▶ **Exercise details**: Pick out each line containing the string "Danaé".

▶ **Data entries**:

▼▼▼

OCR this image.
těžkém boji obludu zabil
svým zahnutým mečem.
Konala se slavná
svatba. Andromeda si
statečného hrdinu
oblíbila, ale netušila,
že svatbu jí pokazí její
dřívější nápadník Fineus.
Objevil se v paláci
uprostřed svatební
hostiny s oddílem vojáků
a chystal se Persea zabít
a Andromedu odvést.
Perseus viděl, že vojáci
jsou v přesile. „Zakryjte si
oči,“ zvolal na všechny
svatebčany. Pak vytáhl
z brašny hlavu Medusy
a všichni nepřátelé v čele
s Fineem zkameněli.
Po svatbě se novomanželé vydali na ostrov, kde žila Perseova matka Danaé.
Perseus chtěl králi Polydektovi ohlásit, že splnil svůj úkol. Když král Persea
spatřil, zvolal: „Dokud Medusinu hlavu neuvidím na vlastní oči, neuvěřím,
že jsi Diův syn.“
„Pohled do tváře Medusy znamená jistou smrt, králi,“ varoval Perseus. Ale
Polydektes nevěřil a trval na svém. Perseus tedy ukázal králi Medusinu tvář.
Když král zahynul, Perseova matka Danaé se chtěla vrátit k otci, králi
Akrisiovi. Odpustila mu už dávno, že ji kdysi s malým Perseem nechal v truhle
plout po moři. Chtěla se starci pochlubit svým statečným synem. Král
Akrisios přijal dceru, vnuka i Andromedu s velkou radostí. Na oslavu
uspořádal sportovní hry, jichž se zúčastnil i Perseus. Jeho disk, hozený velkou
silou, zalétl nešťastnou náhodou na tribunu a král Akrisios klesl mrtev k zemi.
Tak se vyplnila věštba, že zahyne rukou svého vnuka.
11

▲▲▲

▶ **In response**:
Po svatbě se novomanželé vydali na ostrov, kde žila Perseova matka Danaé.
Když král zahynul, Perseova matka Danaé se chtěla vrátit k otci, králi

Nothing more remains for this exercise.